◆ **Passage shown**:

What do Buzzards Eat?

By John Clark

From watching Buzzards in the Bredon Hill area over the past twenty years or so, I have noticed that by far the most common prey to see them carrying is rabbit - although I have occasionally seen them with a rat. During the early part of the breeding season you can often see the male displaying with a rabbit, which he sometimes passes to the female in flight. I have commonly seen them feeding on rabbit carcasses. In the early 80's, when I was putting out carrion to attract kestrels to a photographic hide, a Buzzard came regularly to feed on rabbit, rat and wood pigeon (unfortunately never when I was in the hide!). I have also watched buzzards perching on fence posts and then swooping down on small, unrecognisable prey (presumably beetles (you can sometimes find chitin in regurgitated pellets).

When I lived on a Scottish island there was a very high density of Buzzards and it was quite often possible to reach or to see into, their nests. A friend is carrying out a long-term study of Buzzards there - including prey items. By far the most common prey (somewhere around 80%) is rabbit - followed by rat and then various birds, including on one occasion, Red-breasted Merganser. In winter I have seen them feeding on sheep carcasses, and once on a dead seal. I once saw a Buzzard stoop from the height of around 200 ft and some 300 yds away to take a snipe in dense rushes! On another occasion, I flushed a Buzzard from its nest: it contained two young of just a few days old - plus a complete pipit or skylark nest containing three freshly-hatched young - presumably convenient 'bite-sized morsels'! At lambing time, Hooded Crows were a real problem and one year I was asked to help by shooting some of the persistent crows that were killing lambs. I hid in some rocks and shot one with my rifle at a range of about 100 yds. Realising that I had only wounded it and that it was flapping around, I was about to go and finish it off when a Buzzard appeared from nowhere, stooped on the crow and killed it, then sat on a fence post nearby. When I went back later the dead crow was not there but I cannot be sure that the Buzzard took it.

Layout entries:
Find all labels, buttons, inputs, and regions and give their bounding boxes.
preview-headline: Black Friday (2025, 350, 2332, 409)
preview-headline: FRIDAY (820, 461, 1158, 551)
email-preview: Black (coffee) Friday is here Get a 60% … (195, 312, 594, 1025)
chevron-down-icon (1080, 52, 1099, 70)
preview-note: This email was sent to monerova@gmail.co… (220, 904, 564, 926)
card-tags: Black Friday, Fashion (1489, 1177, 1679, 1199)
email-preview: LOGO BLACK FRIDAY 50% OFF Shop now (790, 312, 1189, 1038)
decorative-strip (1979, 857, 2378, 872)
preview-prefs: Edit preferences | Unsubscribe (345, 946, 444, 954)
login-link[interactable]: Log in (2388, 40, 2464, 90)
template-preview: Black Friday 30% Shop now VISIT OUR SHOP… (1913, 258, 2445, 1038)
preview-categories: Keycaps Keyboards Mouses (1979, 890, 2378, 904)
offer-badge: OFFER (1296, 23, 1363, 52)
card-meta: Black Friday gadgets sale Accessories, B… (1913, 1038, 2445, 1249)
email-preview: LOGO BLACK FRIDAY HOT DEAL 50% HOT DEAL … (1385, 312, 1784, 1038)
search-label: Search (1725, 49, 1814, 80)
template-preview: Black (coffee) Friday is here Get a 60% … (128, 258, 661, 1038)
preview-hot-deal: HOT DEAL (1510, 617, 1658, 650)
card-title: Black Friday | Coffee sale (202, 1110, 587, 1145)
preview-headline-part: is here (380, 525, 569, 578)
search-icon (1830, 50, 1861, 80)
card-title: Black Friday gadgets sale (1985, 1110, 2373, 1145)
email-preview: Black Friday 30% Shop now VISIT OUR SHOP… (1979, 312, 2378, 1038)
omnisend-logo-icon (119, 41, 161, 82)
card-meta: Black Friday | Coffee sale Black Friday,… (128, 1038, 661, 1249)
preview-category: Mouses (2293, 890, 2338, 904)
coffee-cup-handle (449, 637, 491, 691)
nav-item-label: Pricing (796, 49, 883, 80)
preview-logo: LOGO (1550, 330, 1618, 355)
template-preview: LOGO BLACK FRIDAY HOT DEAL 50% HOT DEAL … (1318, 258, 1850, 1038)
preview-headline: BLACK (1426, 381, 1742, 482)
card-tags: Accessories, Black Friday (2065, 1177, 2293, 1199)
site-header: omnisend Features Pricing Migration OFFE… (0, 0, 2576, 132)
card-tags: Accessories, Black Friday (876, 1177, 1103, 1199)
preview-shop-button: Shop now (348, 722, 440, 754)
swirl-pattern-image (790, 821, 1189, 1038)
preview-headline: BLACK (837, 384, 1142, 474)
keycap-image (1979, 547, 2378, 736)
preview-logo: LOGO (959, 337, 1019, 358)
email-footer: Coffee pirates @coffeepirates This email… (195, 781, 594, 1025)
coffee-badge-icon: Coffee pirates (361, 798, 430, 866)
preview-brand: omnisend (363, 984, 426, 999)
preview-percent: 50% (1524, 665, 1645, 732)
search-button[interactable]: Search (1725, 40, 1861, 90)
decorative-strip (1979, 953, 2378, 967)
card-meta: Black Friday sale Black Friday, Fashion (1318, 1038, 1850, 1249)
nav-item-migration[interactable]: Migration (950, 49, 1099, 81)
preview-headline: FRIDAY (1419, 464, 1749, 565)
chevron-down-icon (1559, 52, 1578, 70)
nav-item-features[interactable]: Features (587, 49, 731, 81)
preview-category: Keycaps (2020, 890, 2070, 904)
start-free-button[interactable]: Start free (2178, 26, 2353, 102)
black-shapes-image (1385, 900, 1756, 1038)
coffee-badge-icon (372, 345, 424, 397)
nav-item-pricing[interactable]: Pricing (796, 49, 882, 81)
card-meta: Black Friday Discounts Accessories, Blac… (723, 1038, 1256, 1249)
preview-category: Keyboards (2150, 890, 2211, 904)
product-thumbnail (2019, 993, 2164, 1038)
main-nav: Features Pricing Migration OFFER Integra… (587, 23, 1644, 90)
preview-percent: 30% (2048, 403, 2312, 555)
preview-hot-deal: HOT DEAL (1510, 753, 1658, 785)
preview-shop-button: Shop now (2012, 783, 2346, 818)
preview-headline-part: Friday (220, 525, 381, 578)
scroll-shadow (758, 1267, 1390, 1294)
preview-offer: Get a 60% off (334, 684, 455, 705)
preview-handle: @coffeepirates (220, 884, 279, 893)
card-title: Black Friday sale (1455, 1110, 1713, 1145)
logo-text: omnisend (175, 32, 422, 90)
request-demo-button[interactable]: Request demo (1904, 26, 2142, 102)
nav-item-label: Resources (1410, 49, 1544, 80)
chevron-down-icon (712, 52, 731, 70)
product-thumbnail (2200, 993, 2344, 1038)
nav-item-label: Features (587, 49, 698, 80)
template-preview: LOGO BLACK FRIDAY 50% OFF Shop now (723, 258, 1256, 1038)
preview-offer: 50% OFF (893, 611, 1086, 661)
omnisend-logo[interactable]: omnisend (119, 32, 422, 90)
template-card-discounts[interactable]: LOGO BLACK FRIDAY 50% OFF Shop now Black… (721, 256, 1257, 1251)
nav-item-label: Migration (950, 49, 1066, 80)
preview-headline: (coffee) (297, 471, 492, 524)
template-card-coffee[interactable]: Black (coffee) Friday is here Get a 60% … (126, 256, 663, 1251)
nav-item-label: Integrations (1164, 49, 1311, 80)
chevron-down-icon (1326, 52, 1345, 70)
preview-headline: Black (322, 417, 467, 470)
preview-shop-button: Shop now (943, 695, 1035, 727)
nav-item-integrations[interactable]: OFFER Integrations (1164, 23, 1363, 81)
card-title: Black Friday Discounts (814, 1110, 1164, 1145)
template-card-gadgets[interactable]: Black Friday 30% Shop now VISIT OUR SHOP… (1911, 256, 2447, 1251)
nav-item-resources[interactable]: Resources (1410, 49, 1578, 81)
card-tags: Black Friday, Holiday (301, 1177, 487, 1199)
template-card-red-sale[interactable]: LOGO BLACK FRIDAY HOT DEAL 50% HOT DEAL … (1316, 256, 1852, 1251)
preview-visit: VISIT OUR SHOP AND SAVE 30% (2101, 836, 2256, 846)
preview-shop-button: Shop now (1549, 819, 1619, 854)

◆ **Written request A**: From the buzzard account, pull out the part starting at "From watching Buzzards" and ending at "in regurgitated pellets).".
◆ **Written request B**: In the buzzard account, roughly what share of the prey recorded on the Scottish island was rabbit?
◆ **Written request C**: Carry on writing the account of what buzzards eat, picking up right after its last sentence.

◆ **Expected answer A**:
From watching Buzzards in the Bredon Hill area over the past twenty years or so, I have noticed that by far the most common prey to see them carrying is rabbit - although I have occasionally seen them with a rat. During the early part of the breeding season you can often see the male displaying with a rabbit, which he sometimes passes to the female in flight. I have commonly seen them feeding on rabbit carcasses. In the early 80's, when I was putting out carrion to attract kestrels to a photographic hide, a Buzzard came regularly to feed on rabbit, rat and wood pigeon (unfortunately never when I was in the hide!). I have also watched buzzards perching on fence posts and then swooping down on small, unrecognisable prey (presumably beetles (you can sometimes find chitin in regurgitated pellets).

◆ **Expected answer B**: Somewhere around 80%.

◆ **Expected answer C**:
So, from my observations, I believe that Buzzards will take whatever is available but they appear to prefer rabbit to other prey. They seem most likely to seek alternative food during outbreaks of myxomatosis and during the breeding season.

And an email

Hello Harry,

While I was ploughing on Friday afternoon, 2nd of Feb, a mixed flock of around 200 Gulls arrived and started to feed on the worms. Shortly after a Buzzard appeared and also began feeding on the freshly exposed worms. The bird stayed for 3/4 of an hour, leaving at dusk. It would let the tractor approach down to 10 yards before flying of a short distance. The bird was mobbed by several Carrion Crows, and up to 13 Magpies, but didn't seem too concerned. I've forgotten to say were I was, the field is at Pepwell at Norchard farm near to the Mitre Oak. The Buzzard and the Moorhen sighting was also at Norchard, (Worc Record No.9).

All the best,
Michael Southall.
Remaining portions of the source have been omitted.